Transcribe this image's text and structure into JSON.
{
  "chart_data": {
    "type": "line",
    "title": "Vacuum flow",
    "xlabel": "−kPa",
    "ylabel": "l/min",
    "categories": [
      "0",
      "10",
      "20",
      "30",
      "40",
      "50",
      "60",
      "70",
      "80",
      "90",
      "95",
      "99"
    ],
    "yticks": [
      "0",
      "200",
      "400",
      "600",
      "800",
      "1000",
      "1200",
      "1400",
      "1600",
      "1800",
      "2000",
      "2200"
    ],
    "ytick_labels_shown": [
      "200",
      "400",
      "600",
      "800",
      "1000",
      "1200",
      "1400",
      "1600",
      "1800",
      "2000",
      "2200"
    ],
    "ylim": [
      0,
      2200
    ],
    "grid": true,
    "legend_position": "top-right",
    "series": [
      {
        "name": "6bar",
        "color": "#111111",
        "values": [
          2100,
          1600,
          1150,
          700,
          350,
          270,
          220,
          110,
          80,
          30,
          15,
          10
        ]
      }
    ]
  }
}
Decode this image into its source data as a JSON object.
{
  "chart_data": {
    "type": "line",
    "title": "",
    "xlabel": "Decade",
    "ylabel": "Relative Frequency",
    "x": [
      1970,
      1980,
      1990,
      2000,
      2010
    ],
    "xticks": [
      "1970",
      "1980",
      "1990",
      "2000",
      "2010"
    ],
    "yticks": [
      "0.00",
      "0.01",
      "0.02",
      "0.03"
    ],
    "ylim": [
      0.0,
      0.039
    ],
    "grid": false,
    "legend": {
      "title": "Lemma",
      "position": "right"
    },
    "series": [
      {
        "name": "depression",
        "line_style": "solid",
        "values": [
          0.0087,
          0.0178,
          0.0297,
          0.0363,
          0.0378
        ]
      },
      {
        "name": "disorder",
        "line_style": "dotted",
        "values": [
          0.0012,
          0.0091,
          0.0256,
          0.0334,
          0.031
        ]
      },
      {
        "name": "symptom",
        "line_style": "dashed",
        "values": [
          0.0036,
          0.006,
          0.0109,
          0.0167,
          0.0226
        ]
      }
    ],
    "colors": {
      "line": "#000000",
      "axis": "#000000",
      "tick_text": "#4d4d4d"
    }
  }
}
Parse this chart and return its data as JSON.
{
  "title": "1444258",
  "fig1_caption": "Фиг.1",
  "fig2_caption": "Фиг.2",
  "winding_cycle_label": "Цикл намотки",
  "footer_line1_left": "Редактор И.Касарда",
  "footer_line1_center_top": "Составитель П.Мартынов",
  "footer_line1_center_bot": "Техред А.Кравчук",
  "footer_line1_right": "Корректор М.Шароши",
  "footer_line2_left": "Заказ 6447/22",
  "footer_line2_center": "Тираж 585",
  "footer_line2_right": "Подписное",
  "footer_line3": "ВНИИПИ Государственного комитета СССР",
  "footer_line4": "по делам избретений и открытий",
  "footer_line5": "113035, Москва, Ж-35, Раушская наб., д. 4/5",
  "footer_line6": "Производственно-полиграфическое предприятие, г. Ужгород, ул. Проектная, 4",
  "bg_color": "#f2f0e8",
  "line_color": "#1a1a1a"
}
----------------------------------------
Description of the task:
Reproduce only the lines between the line containing "Parse this chart and return its data as JSON." and the last line of the records, those two lines included, exactly.

The result:
Parse this chart and return its data as JSON.
{
  "title": "1444258",
  "fig1_caption": "Фиг.1",
  "fig2_caption": "Фиг.2",
  "winding_cycle_label": "Цикл намотки",
  "footer_line1_left": "Редактор И.Касарда",
  "footer_line1_center_top": "Составитель П.Мартынов",
  "footer_line1_center_bot": "Техред А.Кравчук",
  "footer_line1_right": "Корректор М.Шароши",
  "footer_line2_left": "Заказ 6447/22",
  "footer_line2_center": "Тираж 585",
  "footer_line2_right": "Подписное",
  "footer_line3": "ВНИИПИ Государственного комитета СССР",
  "footer_line4": "по делам избретений и открытий",
  "footer_line5": "113035, Москва, Ж-35, Раушская наб., д. 4/5",
  "footer_line6": "Производственно-полиграфическое предприятие, г. Ужгород, ул. Проектная, 4",
  "bg_color": "#f2f0e8",
  "line_color": "#1a1a1a"
}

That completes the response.